### The request
In the material below, repeat only the lines from the one that holds "What data populates" through the final line, exactly as they stand.

### Extracted material
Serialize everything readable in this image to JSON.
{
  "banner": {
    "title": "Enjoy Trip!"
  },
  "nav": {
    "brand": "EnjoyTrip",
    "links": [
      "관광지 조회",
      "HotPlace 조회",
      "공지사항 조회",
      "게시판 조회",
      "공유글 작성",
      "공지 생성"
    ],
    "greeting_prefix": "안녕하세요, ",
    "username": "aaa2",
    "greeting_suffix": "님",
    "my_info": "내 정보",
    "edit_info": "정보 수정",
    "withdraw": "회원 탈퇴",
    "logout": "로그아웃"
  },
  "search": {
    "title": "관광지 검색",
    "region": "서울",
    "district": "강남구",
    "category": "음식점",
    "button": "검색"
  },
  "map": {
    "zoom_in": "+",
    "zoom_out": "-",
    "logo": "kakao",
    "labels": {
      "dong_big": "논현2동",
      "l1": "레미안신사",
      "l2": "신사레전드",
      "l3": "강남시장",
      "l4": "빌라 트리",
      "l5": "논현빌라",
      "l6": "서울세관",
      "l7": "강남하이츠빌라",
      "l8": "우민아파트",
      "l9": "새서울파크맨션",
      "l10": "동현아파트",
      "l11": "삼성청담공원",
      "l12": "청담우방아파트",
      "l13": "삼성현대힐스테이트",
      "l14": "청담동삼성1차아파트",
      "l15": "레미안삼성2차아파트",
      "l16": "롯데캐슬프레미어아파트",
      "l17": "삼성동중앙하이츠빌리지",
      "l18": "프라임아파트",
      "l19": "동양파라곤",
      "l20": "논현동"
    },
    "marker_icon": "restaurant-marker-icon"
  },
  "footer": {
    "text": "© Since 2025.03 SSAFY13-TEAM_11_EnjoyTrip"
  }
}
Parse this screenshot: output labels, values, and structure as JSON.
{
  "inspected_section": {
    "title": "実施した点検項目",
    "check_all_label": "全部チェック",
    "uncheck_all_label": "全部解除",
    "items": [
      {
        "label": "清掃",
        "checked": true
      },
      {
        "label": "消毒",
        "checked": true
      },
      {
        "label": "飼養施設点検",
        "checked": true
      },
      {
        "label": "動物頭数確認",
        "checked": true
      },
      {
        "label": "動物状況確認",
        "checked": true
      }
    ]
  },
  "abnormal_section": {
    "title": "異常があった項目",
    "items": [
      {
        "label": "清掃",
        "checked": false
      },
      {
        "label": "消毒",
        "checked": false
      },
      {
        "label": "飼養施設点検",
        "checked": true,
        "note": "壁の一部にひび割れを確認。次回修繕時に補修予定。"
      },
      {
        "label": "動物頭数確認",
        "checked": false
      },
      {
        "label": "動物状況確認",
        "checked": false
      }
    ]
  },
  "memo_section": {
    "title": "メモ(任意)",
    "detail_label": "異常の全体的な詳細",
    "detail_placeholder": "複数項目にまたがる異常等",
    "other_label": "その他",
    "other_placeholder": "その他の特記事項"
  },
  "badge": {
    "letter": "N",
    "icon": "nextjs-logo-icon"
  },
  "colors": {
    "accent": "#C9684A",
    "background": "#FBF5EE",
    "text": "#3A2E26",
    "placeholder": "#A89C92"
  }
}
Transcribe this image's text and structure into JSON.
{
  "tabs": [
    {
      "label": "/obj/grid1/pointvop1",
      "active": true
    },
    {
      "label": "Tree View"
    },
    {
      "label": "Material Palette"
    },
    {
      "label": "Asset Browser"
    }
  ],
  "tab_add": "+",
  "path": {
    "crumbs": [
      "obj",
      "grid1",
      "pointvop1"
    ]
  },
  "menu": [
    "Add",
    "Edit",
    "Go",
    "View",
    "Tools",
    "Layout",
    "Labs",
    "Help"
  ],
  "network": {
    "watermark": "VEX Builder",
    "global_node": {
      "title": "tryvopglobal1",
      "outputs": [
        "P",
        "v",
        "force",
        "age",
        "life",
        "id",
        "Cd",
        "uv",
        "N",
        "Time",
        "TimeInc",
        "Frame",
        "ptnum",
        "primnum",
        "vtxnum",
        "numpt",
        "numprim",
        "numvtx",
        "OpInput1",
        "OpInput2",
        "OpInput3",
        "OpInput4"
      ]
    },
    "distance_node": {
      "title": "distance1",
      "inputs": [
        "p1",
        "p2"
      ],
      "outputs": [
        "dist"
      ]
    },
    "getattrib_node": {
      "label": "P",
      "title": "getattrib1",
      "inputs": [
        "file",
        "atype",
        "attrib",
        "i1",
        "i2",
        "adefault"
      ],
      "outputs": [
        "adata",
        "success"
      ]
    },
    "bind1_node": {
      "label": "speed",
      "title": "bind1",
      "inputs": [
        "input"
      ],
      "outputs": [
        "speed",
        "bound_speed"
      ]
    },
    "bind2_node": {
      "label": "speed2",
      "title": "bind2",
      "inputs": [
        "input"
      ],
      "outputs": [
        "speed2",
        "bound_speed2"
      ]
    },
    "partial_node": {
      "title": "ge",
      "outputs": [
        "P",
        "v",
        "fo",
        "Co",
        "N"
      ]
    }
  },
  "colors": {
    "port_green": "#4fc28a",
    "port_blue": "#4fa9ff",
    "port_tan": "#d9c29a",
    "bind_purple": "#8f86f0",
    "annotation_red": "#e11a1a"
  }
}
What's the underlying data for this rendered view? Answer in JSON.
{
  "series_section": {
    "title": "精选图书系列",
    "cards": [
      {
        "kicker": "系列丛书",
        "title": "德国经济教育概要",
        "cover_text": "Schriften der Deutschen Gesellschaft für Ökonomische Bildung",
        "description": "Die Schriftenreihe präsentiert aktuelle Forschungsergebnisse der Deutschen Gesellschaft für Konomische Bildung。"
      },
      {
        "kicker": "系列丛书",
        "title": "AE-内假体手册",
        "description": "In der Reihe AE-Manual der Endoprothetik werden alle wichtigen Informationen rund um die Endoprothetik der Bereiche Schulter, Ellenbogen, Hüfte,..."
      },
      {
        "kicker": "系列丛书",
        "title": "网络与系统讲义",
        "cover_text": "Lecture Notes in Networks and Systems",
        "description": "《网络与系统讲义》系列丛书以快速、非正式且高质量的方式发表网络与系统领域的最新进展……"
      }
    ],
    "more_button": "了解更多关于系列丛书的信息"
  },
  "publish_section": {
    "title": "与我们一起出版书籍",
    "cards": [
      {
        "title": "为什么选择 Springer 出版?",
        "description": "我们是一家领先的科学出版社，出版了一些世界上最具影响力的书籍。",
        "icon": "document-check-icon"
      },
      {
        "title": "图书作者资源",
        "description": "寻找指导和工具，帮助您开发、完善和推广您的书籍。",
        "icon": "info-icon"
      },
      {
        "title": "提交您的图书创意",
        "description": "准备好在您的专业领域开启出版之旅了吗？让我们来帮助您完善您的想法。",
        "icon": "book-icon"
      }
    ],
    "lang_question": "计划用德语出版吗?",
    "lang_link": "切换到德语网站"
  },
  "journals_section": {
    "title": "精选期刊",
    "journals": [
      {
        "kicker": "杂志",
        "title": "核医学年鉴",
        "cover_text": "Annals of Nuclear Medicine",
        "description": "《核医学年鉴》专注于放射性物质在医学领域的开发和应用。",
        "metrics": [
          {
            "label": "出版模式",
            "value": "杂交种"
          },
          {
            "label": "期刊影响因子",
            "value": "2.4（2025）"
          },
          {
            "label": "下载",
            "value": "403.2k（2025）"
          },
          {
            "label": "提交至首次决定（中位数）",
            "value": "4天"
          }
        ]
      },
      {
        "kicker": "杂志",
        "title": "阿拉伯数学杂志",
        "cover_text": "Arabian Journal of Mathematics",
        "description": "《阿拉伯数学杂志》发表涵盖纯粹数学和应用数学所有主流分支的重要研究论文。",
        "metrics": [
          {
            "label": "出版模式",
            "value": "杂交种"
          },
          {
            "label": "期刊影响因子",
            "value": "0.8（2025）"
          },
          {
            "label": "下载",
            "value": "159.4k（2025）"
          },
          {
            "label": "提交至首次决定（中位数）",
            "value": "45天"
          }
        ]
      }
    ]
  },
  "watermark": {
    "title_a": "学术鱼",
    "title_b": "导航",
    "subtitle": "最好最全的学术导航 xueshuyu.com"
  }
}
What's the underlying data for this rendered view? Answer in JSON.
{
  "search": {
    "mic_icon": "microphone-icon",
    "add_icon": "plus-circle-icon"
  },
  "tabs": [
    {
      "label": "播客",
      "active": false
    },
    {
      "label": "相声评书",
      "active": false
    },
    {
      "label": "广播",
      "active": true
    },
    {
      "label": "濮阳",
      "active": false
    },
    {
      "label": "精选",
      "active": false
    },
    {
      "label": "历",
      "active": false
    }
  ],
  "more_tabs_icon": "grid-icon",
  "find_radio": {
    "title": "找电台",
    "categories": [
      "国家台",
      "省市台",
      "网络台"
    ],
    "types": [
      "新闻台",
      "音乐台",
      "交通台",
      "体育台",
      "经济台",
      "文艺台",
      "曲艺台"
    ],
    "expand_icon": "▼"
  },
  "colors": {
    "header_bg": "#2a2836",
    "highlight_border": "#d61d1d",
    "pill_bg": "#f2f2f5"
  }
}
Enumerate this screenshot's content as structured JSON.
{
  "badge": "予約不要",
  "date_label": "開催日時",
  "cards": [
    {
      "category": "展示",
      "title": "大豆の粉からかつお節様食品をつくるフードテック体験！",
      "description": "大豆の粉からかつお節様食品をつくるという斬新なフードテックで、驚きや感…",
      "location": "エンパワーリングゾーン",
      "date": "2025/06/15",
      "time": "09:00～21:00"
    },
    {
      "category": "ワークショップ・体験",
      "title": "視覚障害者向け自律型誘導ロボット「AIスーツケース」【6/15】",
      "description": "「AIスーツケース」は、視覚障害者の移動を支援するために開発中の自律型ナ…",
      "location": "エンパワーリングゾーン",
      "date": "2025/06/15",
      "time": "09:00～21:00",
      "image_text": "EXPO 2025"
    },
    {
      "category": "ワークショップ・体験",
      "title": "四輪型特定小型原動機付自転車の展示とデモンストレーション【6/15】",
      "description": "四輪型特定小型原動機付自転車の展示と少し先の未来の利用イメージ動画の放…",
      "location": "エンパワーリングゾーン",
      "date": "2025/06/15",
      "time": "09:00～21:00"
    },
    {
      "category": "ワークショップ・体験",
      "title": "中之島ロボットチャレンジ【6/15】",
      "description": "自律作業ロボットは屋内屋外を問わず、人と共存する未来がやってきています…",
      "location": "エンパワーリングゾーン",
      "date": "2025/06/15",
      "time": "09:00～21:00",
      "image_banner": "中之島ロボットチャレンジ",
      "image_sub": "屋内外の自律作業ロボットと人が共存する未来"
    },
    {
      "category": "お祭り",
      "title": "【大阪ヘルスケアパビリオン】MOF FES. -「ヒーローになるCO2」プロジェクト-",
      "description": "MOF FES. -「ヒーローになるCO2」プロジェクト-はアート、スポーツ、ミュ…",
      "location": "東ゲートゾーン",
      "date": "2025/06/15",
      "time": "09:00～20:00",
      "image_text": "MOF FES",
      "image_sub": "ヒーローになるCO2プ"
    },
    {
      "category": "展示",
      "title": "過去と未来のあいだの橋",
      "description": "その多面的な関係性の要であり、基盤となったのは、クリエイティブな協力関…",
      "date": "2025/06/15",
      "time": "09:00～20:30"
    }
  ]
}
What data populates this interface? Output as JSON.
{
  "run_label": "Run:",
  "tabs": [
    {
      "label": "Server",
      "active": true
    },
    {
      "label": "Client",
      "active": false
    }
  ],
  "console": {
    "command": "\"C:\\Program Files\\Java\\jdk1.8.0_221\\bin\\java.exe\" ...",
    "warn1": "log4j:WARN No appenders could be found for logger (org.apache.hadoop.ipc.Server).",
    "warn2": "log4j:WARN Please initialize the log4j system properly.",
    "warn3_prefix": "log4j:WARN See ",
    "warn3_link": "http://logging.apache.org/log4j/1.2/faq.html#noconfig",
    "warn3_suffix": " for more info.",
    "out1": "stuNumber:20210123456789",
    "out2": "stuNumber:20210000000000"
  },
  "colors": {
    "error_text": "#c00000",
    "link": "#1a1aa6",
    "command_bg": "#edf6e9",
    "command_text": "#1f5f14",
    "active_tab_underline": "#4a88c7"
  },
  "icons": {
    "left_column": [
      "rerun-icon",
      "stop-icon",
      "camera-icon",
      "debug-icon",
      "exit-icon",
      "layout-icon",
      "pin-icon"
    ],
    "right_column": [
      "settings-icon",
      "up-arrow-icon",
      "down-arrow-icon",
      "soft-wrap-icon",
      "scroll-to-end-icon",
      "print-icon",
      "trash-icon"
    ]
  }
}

### Solution below
What data populates this interface? Output as JSON.
{
  "run_label": "Run:",
  "tabs": [
    {
      "label": "Server",
      "active": true
    },
    {
      "label": "Client",
      "active": false
    }
  ],
  "console": {
    "command": "\"C:\\Program Files\\Java\\jdk1.8.0_221\\bin\\java.exe\" ...",
    "warn1": "log4j:WARN No appenders could be found for logger (org.apache.hadoop.ipc.Server).",
    "warn2": "log4j:WARN Please initialize the log4j system properly.",
    "warn3_prefix": "log4j:WARN See ",
    "warn3_link": "http://logging.apache.org/log4j/1.2/faq.html#noconfig",
    "warn3_suffix": " for more info.",
    "out1": "stuNumber:20210123456789",
    "out2": "stuNumber:20210000000000"
  },
  "colors": {
    "error_text": "#c00000",
    "link": "#1a1aa6",
    "command_bg": "#edf6e9",
    "command_text": "#1f5f14",
    "active_tab_underline": "#4a88c7"
  },
  "icons": {
    "left_column": [
      "rerun-icon",
      "stop-icon",
      "camera-icon",
      "debug-icon",
      "exit-icon",
      "layout-icon",
      "pin-icon"
    ],
    "right_column": [
      "settings-icon",
      "up-arrow-icon",
      "down-arrow-icon",
      "soft-wrap-icon",
      "scroll-to-end-icon",
      "print-icon",
      "trash-icon"
    ]
  }
}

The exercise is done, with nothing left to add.